WHAT YOU WILL DO — Answer with one number: how many lines hold "this".

++++

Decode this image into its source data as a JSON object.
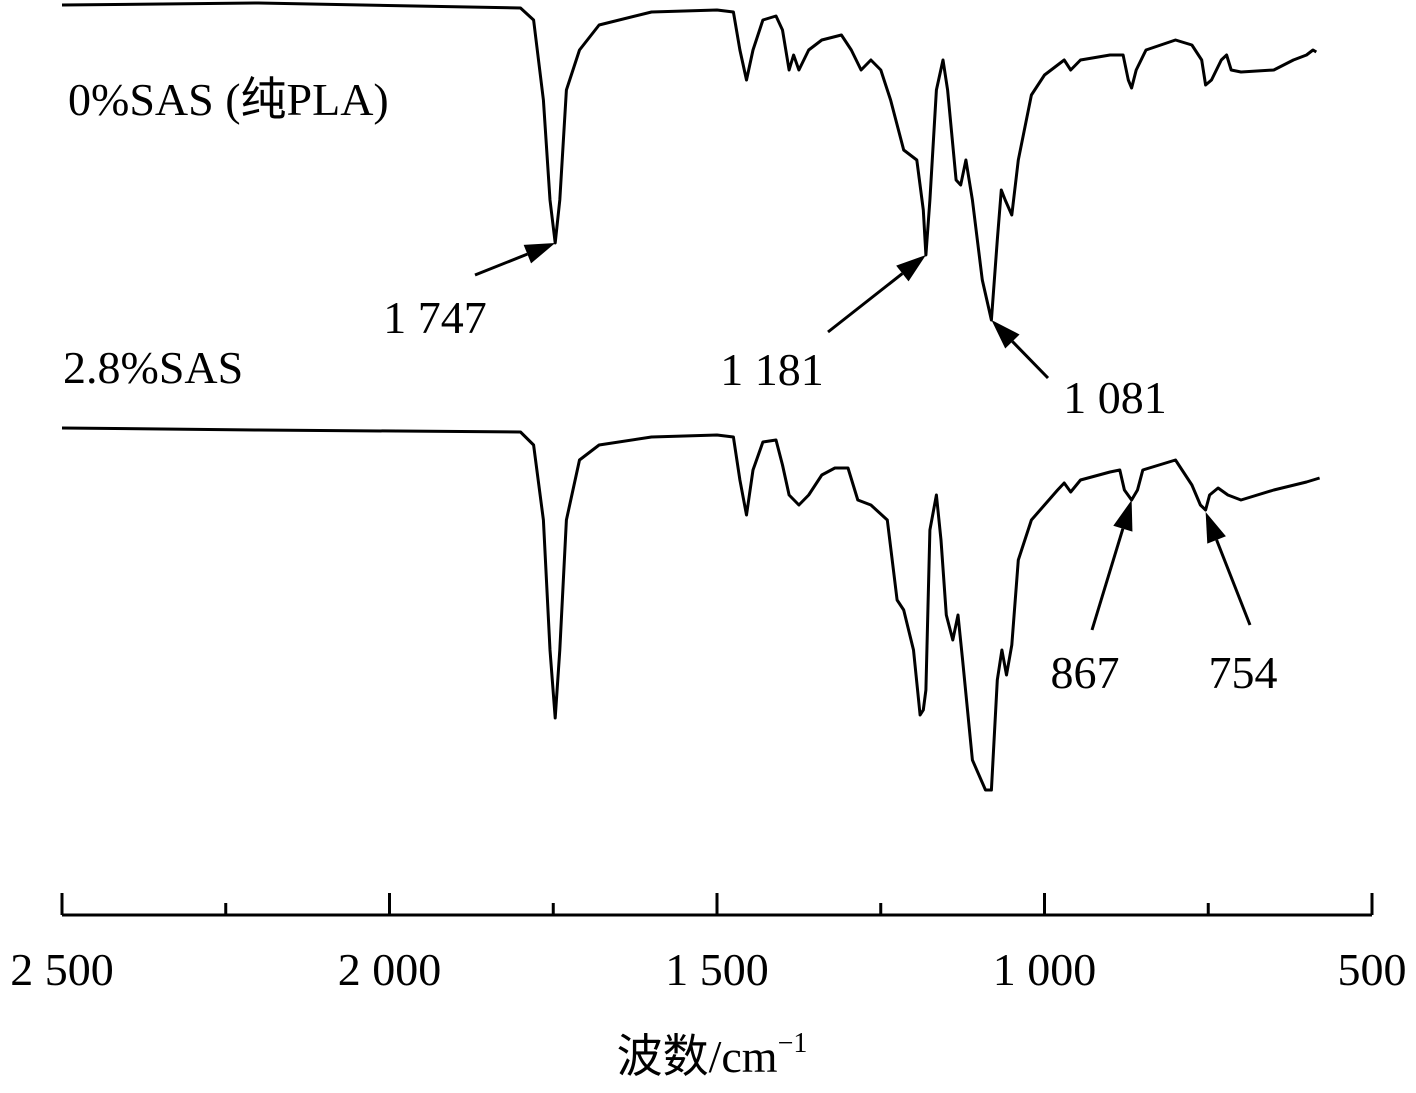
{
  "chart_data": {
    "type": "line",
    "xlabel": "波数/cm",
    "xlabel_sup": "−1",
    "xlim": [
      2500,
      500
    ],
    "xticks": [
      {
        "value": 2500,
        "label": "2 500"
      },
      {
        "value": 2000,
        "label": "2 000"
      },
      {
        "value": 1500,
        "label": "1 500"
      },
      {
        "value": 1000,
        "label": "1 000"
      },
      500
    ],
    "xminorticks": [
      2250,
      1750,
      1250,
      750
    ],
    "ylim": [
      0,
      900
    ],
    "series": [
      {
        "name": "0%SAS (纯PLA)",
        "color": "#000000",
        "x": [
          2500,
          2200,
          1800,
          1780,
          1765,
          1755,
          1747,
          1740,
          1730,
          1710,
          1680,
          1600,
          1500,
          1475,
          1465,
          1455,
          1445,
          1430,
          1410,
          1400,
          1390,
          1383,
          1375,
          1360,
          1340,
          1310,
          1295,
          1280,
          1265,
          1250,
          1235,
          1215,
          1195,
          1185,
          1181,
          1175,
          1165,
          1155,
          1148,
          1135,
          1128,
          1120,
          1110,
          1095,
          1081,
          1072,
          1066,
          1060,
          1050,
          1040,
          1020,
          1000,
          970,
          960,
          945,
          900,
          880,
          872,
          867,
          860,
          845,
          800,
          775,
          760,
          754,
          745,
          730,
          722,
          715,
          700,
          650,
          620,
          600,
          590,
          585
        ],
        "values": [
          895,
          897,
          892,
          880,
          800,
          700,
          657,
          700,
          810,
          850,
          875,
          888,
          890,
          888,
          850,
          820,
          850,
          880,
          884,
          870,
          830,
          845,
          830,
          850,
          860,
          865,
          850,
          830,
          840,
          830,
          800,
          750,
          740,
          690,
          645,
          700,
          810,
          840,
          810,
          720,
          715,
          740,
          700,
          620,
          580,
          660,
          710,
          700,
          685,
          740,
          805,
          825,
          840,
          830,
          840,
          845,
          845,
          820,
          812,
          830,
          850,
          860,
          855,
          840,
          815,
          820,
          840,
          845,
          830,
          828,
          830,
          840,
          845,
          850,
          848
        ]
      },
      {
        "name": "2.8%SAS",
        "color": "#000000",
        "x": [
          2500,
          2200,
          1800,
          1780,
          1765,
          1755,
          1747,
          1740,
          1730,
          1710,
          1680,
          1600,
          1500,
          1475,
          1465,
          1455,
          1445,
          1430,
          1410,
          1400,
          1390,
          1375,
          1360,
          1340,
          1320,
          1300,
          1285,
          1265,
          1240,
          1225,
          1215,
          1200,
          1190,
          1185,
          1181,
          1175,
          1165,
          1158,
          1150,
          1140,
          1132,
          1125,
          1110,
          1090,
          1081,
          1072,
          1065,
          1058,
          1050,
          1040,
          1020,
          980,
          970,
          960,
          945,
          900,
          885,
          878,
          867,
          858,
          850,
          800,
          775,
          762,
          754,
          748,
          735,
          720,
          700,
          650,
          600,
          580
        ],
        "values": [
          472,
          470,
          468,
          455,
          380,
          250,
          182,
          250,
          380,
          440,
          455,
          463,
          465,
          463,
          420,
          385,
          430,
          458,
          460,
          435,
          405,
          395,
          405,
          425,
          432,
          432,
          400,
          395,
          380,
          300,
          290,
          250,
          185,
          190,
          210,
          370,
          405,
          360,
          285,
          260,
          285,
          240,
          140,
          110,
          110,
          220,
          250,
          225,
          255,
          340,
          380,
          410,
          417,
          408,
          420,
          428,
          430,
          410,
          400,
          410,
          430,
          440,
          415,
          395,
          390,
          405,
          412,
          405,
          400,
          410,
          418,
          422
        ]
      }
    ],
    "annotations": [
      {
        "value": 1747,
        "label": "1 747",
        "y": 657
      },
      {
        "value": 1181,
        "label": "1 181",
        "y": 645
      },
      {
        "value": 1081,
        "label": "1 081",
        "y": 580
      },
      {
        "value": 867,
        "label": "867",
        "y": 400
      },
      {
        "value": 754,
        "label": "754",
        "y": 388
      }
    ]
  }
}
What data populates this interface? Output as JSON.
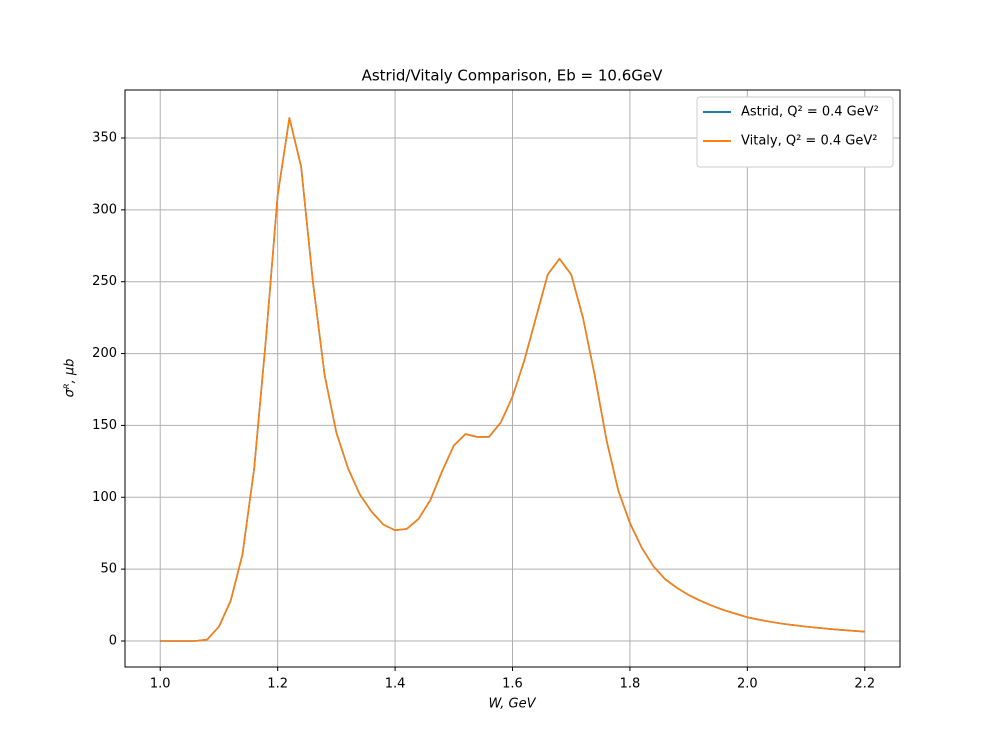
{
  "chart_data": {
    "type": "line",
    "title": "Astrid/Vitaly Comparison, Eb = 10.6GeV",
    "xlabel": "W, GeV",
    "ylabel": "σᴿ, μb",
    "x": [
      1.0,
      1.02,
      1.04,
      1.06,
      1.08,
      1.1,
      1.12,
      1.14,
      1.16,
      1.18,
      1.2,
      1.22,
      1.24,
      1.26,
      1.28,
      1.3,
      1.32,
      1.34,
      1.36,
      1.38,
      1.4,
      1.42,
      1.44,
      1.46,
      1.48,
      1.5,
      1.52,
      1.54,
      1.56,
      1.58,
      1.6,
      1.62,
      1.64,
      1.66,
      1.68,
      1.7,
      1.72,
      1.74,
      1.76,
      1.78,
      1.8,
      1.82,
      1.84,
      1.86,
      1.88,
      1.9,
      1.92,
      1.94,
      1.96,
      1.98,
      2.0,
      2.02,
      2.04,
      2.06,
      2.08,
      2.1,
      2.12,
      2.14,
      2.16,
      2.18,
      2.2
    ],
    "series": [
      {
        "name": "Astrid, Q² = 0.4 GeV²",
        "color": "#1f77b4",
        "values": [
          0,
          0,
          0,
          0,
          1,
          10,
          28,
          60,
          120,
          210,
          310,
          364,
          330,
          250,
          185,
          145,
          120,
          102,
          90,
          81,
          77,
          78,
          85,
          98,
          118,
          136,
          144,
          142,
          142,
          152,
          170,
          195,
          225,
          255,
          266,
          255,
          225,
          185,
          140,
          105,
          82,
          65,
          52,
          43,
          37,
          32,
          28,
          24.5,
          21.5,
          19,
          16.5,
          14.8,
          13.3,
          12,
          11,
          10,
          9.2,
          8.4,
          7.7,
          7.1,
          6.5
        ]
      },
      {
        "name": "Vitaly, Q² = 0.4 GeV²",
        "color": "#ff7f0e",
        "values": [
          0,
          0,
          0,
          0,
          1,
          10,
          28,
          60,
          120,
          210,
          310,
          364,
          330,
          250,
          185,
          145,
          120,
          102,
          90,
          81,
          77,
          78,
          85,
          98,
          118,
          136,
          144,
          142,
          142,
          152,
          170,
          195,
          225,
          255,
          266,
          255,
          225,
          185,
          140,
          105,
          82,
          65,
          52,
          43,
          37,
          32,
          28,
          24.5,
          21.5,
          19,
          16.5,
          14.8,
          13.3,
          12,
          11,
          10,
          9.2,
          8.4,
          7.7,
          7.1,
          6.5
        ]
      }
    ],
    "xlim": [
      0.94,
      2.26
    ],
    "ylim": [
      -18.1,
      383.4
    ],
    "xticks": [
      {
        "value": 1,
        "label": "1.0"
      },
      1.2,
      1.4,
      1.6,
      1.8,
      {
        "value": 2,
        "label": "2.0"
      },
      2.2
    ],
    "yticks": [
      0,
      50,
      100,
      150,
      200,
      250,
      300,
      350
    ],
    "grid": true,
    "legend": "upper right"
  }
}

++++

FINAL ANSWER — 2